[Collection entries]
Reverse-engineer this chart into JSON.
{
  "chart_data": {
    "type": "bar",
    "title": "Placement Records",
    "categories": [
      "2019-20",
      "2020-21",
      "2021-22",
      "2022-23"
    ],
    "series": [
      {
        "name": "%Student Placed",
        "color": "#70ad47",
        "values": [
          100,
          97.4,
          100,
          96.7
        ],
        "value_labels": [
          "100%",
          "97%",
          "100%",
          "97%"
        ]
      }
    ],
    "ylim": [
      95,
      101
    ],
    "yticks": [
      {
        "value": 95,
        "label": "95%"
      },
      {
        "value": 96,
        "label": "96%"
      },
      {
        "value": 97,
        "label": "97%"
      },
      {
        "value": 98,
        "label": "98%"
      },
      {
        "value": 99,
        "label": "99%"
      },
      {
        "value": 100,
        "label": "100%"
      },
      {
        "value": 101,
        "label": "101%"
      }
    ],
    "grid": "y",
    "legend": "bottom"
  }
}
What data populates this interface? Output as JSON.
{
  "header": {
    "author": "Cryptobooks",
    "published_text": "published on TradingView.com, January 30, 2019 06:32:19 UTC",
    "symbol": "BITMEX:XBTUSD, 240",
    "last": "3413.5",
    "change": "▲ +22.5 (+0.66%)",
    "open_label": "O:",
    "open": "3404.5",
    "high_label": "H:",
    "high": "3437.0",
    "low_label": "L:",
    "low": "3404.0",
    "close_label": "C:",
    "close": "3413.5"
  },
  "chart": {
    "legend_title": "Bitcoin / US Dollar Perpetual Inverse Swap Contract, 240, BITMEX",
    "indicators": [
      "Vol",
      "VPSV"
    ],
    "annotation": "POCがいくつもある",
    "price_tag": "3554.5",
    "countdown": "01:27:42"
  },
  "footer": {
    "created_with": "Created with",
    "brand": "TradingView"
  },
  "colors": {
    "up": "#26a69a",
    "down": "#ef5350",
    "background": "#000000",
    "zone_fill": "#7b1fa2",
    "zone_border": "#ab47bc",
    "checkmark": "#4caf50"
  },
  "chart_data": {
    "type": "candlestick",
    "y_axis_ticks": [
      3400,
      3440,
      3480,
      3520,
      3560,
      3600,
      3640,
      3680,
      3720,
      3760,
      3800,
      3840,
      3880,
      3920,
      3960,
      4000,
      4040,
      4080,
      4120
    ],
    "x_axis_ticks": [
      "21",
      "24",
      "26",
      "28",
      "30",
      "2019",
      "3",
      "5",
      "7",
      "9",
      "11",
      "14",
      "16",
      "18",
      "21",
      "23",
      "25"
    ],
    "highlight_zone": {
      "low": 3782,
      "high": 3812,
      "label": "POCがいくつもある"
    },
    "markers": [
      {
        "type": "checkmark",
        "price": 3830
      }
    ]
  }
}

> What to produce: Return, word for word, each line from the line that contains "What data populates" to the end of the listing above; include both end lines and nothing else.

> Response:
What data populates this interface? Output as JSON.
{
  "header": {
    "author": "Cryptobooks",
    "published_text": "published on TradingView.com, January 30, 2019 06:32:19 UTC",
    "symbol": "BITMEX:XBTUSD, 240",
    "last": "3413.5",
    "change": "▲ +22.5 (+0.66%)",
    "open_label": "O:",
    "open": "3404.5",
    "high_label": "H:",
    "high": "3437.0",
    "low_label": "L:",
    "low": "3404.0",
    "close_label": "C:",
    "close": "3413.5"
  },
  "chart": {
    "legend_title": "Bitcoin / US Dollar Perpetual Inverse Swap Contract, 240, BITMEX",
    "indicators": [
      "Vol",
      "VPSV"
    ],
    "annotation": "POCがいくつもある",
    "price_tag": "3554.5",
    "countdown": "01:27:42"
  },
  "footer": {
    "created_with": "Created with",
    "brand": "TradingView"
  },
  "colors": {
    "up": "#26a69a",
    "down": "#ef5350",
    "background": "#000000",
    "zone_fill": "#7b1fa2",
    "zone_border": "#ab47bc",
    "checkmark": "#4caf50"
  },
  "chart_data": {
    "type": "candlestick",
    "y_axis_ticks": [
      3400,
      3440,
      3480,
      3520,
      3560,
      3600,
      3640,
      3680,
      3720,
      3760,
      3800,
      3840,
      3880,
      3920,
      3960,
      4000,
      4040,
      4080,
      4120
    ],
    "x_axis_ticks": [
      "21",
      "24",
      "26",
      "28",
      "30",
      "2019",
      "3",
      "5",
      "7",
      "9",
      "11",
      "14",
      "16",
      "18",
      "21",
      "23",
      "25"
    ],
    "highlight_zone": {
      "low": 3782,
      "high": 3812,
      "label": "POCがいくつもある"
    },
    "markers": [
      {
        "type": "checkmark",
        "price": 3830
      }
    ]
  }
}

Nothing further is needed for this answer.